INSTRUCTIONS FOR THE TASK
Leave every picture out and write out the records below exactly.

DATA PROVIDED

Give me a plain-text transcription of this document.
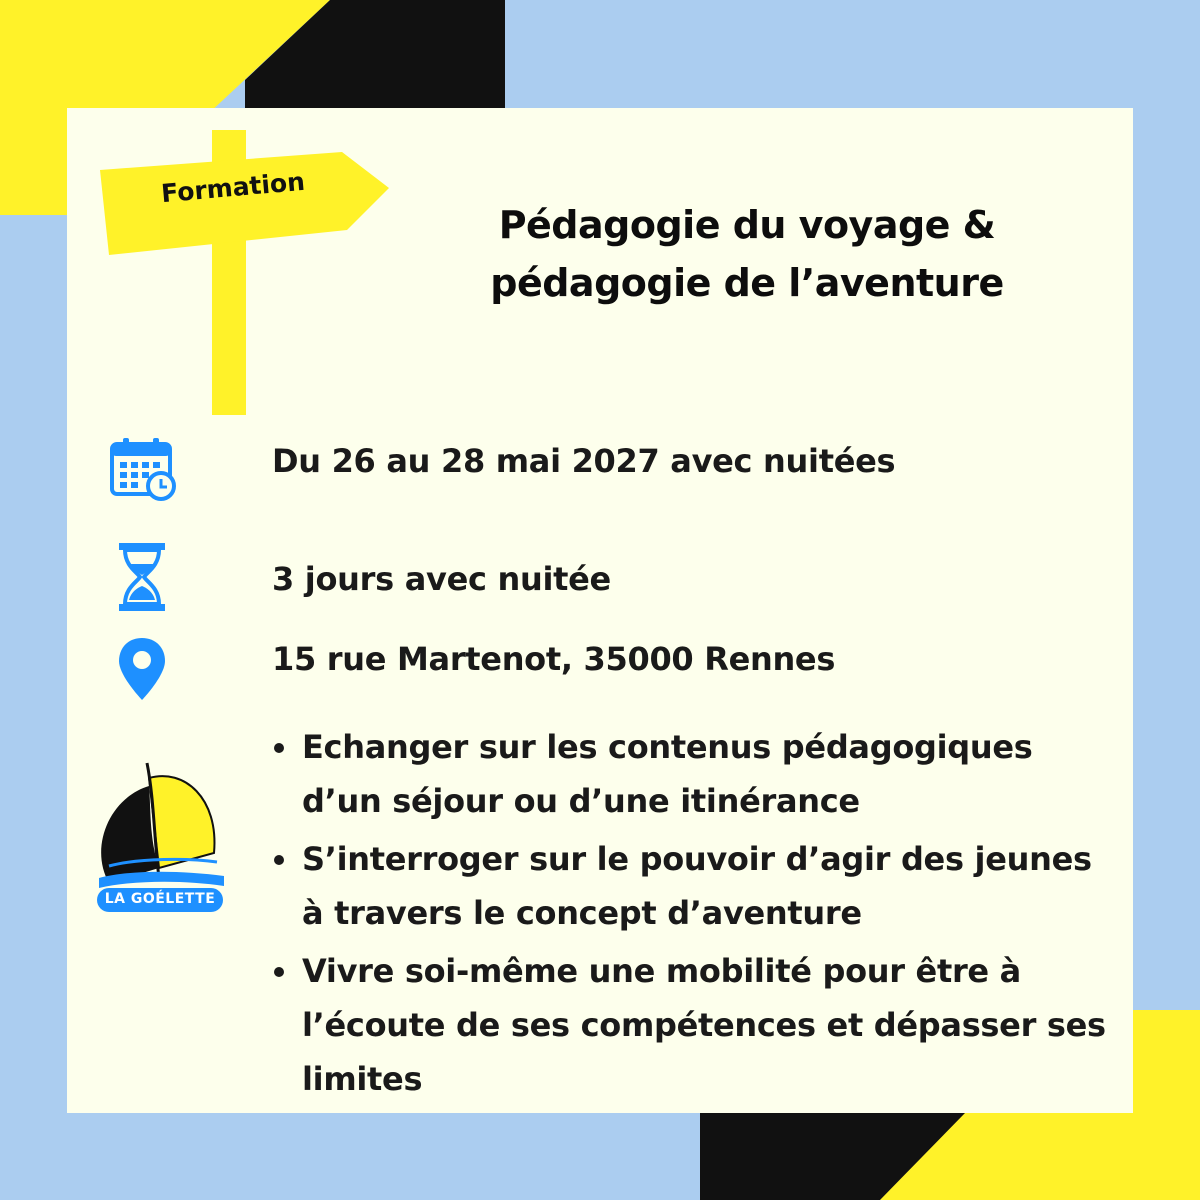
Formation
Pédagogie du voyage &
pédagogie de l’aventure
Du 26 au 28 mai 2027 avec nuitées
3 jours avec nuitée
15 rue Martenot, 35000 Rennes
LA GOÉLETTE
Echanger sur les contenus pédagogiques d’un séjour ou d’une itinérance
S’interroger sur le pouvoir d’agir des jeunes à travers le concept d’aventure
Vivre soi-même une mobilité pour être à l’écoute de ses compétences et dépasser ses limites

ANSWER TO THIS PROBLEM
Give me a plain-text transcription of this document.
Formation
Pédagogie du voyage &
pédagogie de l’aventure
Du 26 au 28 mai 2027 avec nuitées
3 jours avec nuitée
15 rue Martenot, 35000 Rennes
LA GOÉLETTE
Echanger sur les contenus pédagogiques d’un séjour ou d’une itinérance
S’interroger sur le pouvoir d’agir des jeunes à travers le concept d’aventure
Vivre soi-même une mobilité pour être à l’écoute de ses compétences et dépasser ses limites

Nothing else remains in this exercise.